Each entry must appear again exactly as it does in the source.
╭─ DATASET RECORDS
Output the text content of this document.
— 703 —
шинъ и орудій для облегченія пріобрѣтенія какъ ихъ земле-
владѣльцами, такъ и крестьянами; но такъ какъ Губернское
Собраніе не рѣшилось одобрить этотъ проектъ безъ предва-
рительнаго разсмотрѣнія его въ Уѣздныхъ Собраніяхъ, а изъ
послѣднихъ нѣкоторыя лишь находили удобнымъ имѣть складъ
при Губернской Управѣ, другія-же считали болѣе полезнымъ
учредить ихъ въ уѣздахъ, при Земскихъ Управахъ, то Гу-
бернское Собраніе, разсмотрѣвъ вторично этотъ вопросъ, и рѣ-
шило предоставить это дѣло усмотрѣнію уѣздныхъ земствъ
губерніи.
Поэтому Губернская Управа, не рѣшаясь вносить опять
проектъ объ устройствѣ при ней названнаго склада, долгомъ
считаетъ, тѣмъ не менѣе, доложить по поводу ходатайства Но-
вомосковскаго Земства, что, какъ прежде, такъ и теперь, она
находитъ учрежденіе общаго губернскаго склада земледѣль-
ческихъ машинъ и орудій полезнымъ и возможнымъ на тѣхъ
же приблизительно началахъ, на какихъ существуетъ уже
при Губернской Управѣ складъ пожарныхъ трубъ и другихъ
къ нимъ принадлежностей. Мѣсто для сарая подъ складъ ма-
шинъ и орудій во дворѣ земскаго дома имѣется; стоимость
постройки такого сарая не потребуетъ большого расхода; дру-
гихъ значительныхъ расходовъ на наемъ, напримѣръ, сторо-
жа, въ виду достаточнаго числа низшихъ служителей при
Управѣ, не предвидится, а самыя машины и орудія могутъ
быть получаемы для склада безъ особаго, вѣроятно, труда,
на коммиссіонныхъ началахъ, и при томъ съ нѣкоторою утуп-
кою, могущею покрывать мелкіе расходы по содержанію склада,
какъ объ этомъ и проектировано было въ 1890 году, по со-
╰─
* _RESPONSE_:
Output the text content of this document.
— 703 —
шинъ и орудій для облегченія пріобрѣтенія какъ ихъ земле-
владѣльцами, такъ и крестьянами; но такъ какъ Губернское
Собраніе не рѣшилось одобрить этотъ проектъ безъ предва-
рительнаго разсмотрѣнія его въ Уѣздныхъ Собраніяхъ, а изъ
послѣднихъ нѣкоторыя лишь находили удобнымъ имѣть складъ
при Губернской Управѣ, другія-же считали болѣе полезнымъ
учредить ихъ въ уѣздахъ, при Земскихъ Управахъ, то Гу-
бернское Собраніе, разсмотрѣвъ вторично этотъ вопросъ, и рѣ-
шило предоставить это дѣло усмотрѣнію уѣздныхъ земствъ
губерніи.
Поэтому Губернская Управа, не рѣшаясь вносить опять
проектъ объ устройствѣ при ней названнаго склада, долгомъ
считаетъ, тѣмъ не менѣе, доложить по поводу ходатайства Но-
вомосковскаго Земства, что, какъ прежде, такъ и теперь, она
находитъ учрежденіе общаго губернскаго склада земледѣль-
ческихъ машинъ и орудій полезнымъ и возможнымъ на тѣхъ
же приблизительно началахъ, на какихъ существуетъ уже
при Губернской Управѣ складъ пожарныхъ трубъ и другихъ
къ нимъ принадлежностей. Мѣсто для сарая подъ складъ ма-
шинъ и орудій во дворѣ земскаго дома имѣется; стоимость
постройки такого сарая не потребуетъ большого расхода; дру-
гихъ значительныхъ расходовъ на наемъ, напримѣръ, сторо-
жа, въ виду достаточнаго числа низшихъ служителей при
Управѣ, не предвидится, а самыя машины и орудія могутъ
быть получаемы для склада безъ особаго, вѣроятно, труда,
на коммиссіонныхъ началахъ, и при томъ съ нѣкоторою утуп-
кою, могущею покрывать мелкіе расходы по содержанію склада,
какъ объ этомъ и проектировано было въ 1890 году, по со-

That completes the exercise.